_Set exercise_: Pick out each line containing the string "placeholder" and copy it.

_Data to use_:

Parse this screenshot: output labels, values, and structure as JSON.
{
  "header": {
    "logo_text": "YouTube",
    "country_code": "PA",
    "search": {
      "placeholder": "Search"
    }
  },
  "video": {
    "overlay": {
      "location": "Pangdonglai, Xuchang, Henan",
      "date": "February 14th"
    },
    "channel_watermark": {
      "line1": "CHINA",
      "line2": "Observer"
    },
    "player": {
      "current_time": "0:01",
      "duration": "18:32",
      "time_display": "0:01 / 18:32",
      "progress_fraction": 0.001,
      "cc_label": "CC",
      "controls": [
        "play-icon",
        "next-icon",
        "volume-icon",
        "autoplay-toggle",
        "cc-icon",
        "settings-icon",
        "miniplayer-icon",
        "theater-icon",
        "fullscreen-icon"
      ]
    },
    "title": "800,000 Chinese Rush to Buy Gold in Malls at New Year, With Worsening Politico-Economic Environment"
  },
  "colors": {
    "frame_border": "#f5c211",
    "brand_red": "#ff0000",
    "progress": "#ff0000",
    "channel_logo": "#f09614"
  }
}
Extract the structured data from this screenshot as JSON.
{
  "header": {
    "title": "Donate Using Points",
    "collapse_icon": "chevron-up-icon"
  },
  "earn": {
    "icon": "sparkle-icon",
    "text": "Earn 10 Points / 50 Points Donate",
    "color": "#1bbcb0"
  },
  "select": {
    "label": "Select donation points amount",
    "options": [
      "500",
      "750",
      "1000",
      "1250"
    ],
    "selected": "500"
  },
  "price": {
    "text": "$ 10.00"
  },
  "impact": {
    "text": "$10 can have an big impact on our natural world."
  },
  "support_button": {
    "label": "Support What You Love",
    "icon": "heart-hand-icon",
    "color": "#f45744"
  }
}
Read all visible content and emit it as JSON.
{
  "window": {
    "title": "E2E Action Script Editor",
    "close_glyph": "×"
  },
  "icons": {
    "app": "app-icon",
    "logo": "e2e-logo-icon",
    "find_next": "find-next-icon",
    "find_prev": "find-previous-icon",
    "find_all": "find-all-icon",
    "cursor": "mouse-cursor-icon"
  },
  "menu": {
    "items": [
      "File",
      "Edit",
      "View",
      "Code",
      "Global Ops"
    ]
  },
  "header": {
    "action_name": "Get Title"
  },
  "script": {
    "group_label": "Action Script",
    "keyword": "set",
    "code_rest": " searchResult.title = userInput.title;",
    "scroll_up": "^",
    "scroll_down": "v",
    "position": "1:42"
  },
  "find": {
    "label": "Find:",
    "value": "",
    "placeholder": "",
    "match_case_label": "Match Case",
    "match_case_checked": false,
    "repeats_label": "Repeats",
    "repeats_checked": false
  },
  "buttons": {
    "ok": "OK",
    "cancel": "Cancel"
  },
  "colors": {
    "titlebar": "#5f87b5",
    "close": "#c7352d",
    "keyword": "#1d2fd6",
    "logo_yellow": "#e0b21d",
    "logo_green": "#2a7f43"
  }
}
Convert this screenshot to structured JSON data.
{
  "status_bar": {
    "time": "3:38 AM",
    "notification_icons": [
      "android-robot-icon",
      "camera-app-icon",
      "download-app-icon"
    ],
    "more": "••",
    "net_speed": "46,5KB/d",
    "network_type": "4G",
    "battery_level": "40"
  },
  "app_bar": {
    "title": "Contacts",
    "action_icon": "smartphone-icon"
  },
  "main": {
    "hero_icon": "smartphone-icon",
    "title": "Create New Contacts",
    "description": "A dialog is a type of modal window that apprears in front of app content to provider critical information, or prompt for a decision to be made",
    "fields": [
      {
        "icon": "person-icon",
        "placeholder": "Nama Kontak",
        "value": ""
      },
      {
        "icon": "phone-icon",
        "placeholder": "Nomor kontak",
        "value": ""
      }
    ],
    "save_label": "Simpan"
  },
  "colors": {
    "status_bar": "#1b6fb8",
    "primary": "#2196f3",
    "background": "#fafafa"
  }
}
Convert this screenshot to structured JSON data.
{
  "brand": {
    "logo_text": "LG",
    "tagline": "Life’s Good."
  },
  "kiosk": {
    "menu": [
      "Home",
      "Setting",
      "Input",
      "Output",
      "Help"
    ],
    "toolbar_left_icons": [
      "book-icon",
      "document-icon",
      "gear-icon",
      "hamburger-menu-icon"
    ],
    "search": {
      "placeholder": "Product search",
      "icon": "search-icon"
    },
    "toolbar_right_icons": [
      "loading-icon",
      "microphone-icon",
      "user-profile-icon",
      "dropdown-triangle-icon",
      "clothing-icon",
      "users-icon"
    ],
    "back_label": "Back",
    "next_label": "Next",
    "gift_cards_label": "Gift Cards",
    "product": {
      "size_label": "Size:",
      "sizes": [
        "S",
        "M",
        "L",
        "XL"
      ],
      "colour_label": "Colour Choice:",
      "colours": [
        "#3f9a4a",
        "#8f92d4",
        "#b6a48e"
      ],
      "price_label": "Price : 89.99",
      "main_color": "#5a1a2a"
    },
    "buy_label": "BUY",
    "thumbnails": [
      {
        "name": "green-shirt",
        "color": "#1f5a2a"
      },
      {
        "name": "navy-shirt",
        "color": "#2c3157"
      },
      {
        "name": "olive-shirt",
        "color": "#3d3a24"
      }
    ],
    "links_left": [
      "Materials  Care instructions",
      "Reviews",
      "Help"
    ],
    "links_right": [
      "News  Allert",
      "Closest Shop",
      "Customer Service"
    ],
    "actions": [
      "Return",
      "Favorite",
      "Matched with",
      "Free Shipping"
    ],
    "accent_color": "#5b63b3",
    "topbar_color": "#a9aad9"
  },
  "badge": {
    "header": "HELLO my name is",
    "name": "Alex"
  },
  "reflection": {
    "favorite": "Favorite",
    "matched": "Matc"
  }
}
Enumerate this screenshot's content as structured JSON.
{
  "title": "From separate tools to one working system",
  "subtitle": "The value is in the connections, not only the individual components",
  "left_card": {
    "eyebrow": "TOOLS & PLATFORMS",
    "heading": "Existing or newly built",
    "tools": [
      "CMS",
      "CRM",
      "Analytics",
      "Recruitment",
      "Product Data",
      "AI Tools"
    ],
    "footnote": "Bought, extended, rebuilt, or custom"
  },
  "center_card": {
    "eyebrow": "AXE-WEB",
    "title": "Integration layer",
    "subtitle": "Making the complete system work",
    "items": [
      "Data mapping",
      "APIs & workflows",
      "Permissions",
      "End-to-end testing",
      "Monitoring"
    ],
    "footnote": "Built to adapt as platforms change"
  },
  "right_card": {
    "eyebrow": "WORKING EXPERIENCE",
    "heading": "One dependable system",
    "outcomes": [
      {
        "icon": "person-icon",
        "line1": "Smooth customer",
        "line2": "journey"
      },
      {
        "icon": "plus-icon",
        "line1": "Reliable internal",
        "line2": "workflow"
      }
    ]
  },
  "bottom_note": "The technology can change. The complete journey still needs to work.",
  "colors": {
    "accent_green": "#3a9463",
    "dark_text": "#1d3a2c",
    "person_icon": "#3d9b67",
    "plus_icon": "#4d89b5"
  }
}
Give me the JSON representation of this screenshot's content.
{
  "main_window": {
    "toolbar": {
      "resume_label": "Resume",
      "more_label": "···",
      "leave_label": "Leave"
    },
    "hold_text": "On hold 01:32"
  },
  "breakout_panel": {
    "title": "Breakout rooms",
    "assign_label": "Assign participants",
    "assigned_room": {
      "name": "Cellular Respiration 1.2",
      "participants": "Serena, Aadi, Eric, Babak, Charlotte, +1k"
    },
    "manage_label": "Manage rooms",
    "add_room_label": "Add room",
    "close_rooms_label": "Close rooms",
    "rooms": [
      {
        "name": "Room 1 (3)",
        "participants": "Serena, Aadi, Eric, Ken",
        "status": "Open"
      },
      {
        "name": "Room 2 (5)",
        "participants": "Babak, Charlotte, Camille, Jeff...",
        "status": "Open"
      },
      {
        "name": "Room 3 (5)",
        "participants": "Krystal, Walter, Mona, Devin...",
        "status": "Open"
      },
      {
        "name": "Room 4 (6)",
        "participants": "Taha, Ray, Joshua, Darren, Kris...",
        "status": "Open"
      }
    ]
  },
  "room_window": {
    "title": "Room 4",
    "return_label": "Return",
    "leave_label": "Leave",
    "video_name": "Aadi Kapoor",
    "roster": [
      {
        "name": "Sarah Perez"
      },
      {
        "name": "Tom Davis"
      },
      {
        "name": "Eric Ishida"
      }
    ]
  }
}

_Exercise output_:
      "placeholder": "Search"
    "placeholder": "",
        "placeholder": "Nama Kontak",
        "placeholder": "Nomor kontak",
      "placeholder": "Product search",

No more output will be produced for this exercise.